▶ [Goal]
Search the records below for the word "memohon" and show every line where it occurs.
┌─ Supplied material
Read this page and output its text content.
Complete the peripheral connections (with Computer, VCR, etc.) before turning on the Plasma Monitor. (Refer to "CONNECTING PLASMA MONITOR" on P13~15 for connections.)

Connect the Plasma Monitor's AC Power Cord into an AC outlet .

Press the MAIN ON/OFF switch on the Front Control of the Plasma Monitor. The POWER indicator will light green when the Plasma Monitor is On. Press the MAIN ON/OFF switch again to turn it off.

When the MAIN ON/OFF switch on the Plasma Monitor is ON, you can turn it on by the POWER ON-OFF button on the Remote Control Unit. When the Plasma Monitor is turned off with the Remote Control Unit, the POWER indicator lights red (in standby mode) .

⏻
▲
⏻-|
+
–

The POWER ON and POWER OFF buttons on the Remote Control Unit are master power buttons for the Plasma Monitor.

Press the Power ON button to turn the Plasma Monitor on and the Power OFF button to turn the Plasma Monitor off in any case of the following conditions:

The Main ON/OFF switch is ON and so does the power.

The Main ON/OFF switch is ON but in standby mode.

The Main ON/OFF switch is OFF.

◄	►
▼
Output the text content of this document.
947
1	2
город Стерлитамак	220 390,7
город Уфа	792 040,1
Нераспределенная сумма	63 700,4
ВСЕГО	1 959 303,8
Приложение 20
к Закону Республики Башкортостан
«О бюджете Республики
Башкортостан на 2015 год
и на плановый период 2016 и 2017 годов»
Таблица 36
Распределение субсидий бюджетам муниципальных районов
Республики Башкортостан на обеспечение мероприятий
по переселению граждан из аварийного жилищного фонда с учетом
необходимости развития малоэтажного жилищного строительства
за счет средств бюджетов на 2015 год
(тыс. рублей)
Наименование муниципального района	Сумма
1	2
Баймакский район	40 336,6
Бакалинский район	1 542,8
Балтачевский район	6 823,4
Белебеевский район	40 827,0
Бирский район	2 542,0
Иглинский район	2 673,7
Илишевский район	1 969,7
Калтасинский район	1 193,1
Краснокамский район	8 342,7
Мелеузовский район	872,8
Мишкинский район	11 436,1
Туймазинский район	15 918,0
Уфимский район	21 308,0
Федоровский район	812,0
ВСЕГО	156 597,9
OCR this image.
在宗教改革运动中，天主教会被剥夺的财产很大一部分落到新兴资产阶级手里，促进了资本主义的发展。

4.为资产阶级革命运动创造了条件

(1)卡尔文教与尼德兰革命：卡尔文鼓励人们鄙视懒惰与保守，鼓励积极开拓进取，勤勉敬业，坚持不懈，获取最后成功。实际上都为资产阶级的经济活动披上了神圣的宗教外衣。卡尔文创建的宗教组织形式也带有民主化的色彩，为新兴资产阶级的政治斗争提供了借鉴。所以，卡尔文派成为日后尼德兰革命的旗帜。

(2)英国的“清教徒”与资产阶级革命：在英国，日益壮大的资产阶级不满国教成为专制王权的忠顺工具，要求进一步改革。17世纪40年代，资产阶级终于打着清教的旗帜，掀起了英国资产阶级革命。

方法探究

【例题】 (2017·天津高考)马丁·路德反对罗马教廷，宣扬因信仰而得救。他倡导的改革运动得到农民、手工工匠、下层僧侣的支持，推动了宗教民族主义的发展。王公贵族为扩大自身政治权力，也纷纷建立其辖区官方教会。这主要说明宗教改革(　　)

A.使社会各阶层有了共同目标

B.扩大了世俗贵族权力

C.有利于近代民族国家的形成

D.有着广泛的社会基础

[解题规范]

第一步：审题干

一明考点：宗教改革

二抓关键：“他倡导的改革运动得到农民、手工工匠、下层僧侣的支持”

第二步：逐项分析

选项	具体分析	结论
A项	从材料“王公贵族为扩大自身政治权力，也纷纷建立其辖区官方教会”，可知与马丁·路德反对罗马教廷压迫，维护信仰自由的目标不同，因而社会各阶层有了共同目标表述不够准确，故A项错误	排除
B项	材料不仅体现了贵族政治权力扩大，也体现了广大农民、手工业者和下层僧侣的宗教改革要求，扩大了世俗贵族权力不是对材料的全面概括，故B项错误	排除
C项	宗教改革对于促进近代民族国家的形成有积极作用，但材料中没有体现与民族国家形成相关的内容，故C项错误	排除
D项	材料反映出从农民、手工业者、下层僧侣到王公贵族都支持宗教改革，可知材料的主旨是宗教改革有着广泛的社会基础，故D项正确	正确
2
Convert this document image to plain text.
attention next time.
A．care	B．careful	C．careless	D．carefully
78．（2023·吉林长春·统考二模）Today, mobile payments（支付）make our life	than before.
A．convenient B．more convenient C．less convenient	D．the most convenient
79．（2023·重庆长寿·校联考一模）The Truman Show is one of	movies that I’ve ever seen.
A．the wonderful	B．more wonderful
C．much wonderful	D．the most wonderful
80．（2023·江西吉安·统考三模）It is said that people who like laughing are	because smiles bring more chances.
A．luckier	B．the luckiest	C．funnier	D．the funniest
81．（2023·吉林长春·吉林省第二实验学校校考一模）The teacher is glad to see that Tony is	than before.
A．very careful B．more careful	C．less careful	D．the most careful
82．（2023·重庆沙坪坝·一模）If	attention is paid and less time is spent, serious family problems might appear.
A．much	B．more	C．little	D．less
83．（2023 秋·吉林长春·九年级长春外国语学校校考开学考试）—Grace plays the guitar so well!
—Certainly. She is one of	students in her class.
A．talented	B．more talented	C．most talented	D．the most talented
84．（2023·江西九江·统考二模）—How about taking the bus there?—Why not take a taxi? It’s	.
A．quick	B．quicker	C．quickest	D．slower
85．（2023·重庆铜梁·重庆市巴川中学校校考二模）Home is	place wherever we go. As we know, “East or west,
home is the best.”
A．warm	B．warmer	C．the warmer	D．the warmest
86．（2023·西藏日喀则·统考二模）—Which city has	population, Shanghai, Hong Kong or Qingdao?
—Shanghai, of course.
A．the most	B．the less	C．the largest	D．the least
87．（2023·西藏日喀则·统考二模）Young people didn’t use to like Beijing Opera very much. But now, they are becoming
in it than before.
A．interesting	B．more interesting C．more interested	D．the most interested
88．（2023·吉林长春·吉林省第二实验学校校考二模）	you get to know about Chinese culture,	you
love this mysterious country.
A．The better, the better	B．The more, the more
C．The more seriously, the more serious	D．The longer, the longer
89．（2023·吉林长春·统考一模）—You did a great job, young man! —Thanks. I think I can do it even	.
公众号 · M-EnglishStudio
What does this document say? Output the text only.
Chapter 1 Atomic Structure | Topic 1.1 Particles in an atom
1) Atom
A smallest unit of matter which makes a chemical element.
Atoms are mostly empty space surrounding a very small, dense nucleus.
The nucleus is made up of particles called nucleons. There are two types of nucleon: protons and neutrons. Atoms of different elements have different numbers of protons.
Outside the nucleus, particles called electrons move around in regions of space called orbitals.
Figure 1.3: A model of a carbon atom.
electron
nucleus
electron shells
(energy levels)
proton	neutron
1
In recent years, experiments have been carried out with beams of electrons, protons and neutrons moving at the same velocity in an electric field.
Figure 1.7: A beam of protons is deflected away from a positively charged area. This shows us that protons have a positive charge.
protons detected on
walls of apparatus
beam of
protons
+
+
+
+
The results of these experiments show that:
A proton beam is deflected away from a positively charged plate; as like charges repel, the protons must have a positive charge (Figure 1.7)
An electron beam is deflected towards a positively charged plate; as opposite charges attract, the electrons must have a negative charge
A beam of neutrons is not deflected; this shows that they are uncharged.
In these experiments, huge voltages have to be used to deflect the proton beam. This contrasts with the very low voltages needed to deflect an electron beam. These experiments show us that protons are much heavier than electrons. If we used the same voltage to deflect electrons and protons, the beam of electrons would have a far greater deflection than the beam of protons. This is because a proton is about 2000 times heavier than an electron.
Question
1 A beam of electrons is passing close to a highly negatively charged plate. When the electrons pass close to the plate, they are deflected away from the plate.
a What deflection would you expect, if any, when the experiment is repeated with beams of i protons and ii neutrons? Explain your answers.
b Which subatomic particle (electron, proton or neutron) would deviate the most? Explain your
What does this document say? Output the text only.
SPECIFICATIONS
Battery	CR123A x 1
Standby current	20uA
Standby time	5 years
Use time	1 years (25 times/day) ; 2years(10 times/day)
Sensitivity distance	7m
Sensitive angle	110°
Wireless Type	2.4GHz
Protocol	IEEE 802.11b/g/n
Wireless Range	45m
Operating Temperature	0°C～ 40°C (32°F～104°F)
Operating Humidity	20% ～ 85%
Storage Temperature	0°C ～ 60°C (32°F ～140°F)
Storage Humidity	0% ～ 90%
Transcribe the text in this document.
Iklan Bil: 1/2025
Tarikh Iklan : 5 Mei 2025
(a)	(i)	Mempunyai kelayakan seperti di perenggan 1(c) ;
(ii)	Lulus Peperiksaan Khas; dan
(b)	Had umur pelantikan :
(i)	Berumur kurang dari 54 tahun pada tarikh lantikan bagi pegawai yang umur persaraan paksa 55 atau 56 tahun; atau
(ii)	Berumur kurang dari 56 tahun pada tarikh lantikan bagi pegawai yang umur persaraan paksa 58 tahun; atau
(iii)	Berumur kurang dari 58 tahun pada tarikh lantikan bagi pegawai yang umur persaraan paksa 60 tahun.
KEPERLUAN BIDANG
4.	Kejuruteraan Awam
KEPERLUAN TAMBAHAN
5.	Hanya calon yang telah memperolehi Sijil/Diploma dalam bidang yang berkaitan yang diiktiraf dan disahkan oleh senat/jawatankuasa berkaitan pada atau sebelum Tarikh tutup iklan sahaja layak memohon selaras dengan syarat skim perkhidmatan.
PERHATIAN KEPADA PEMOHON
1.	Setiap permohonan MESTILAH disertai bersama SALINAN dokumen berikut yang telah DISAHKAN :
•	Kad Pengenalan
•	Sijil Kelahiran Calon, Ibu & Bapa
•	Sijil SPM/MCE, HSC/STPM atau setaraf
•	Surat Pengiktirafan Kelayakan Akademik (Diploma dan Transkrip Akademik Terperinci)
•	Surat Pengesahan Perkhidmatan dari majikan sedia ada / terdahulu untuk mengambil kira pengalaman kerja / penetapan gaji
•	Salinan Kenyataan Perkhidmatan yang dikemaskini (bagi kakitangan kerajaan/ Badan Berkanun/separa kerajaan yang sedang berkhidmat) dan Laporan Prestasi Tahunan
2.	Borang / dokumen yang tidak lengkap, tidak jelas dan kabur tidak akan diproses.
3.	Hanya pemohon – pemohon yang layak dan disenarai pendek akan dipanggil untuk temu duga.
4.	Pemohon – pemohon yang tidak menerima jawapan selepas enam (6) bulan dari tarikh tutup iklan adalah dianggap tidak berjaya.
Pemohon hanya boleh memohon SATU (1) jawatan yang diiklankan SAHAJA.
└─
▶ [Solution for this problem]
5.	Hanya calon yang telah memperolehi Sijil/Diploma dalam bidang yang berkaitan yang diiktiraf dan disahkan oleh senat/jawatankuasa berkaitan pada atau sebelum Tarikh tutup iklan sahaja layak memohon selaras dengan syarat skim perkhidmatan.
Pemohon hanya boleh memohon SATU (1) jawatan yang diiklankan SAHAJA.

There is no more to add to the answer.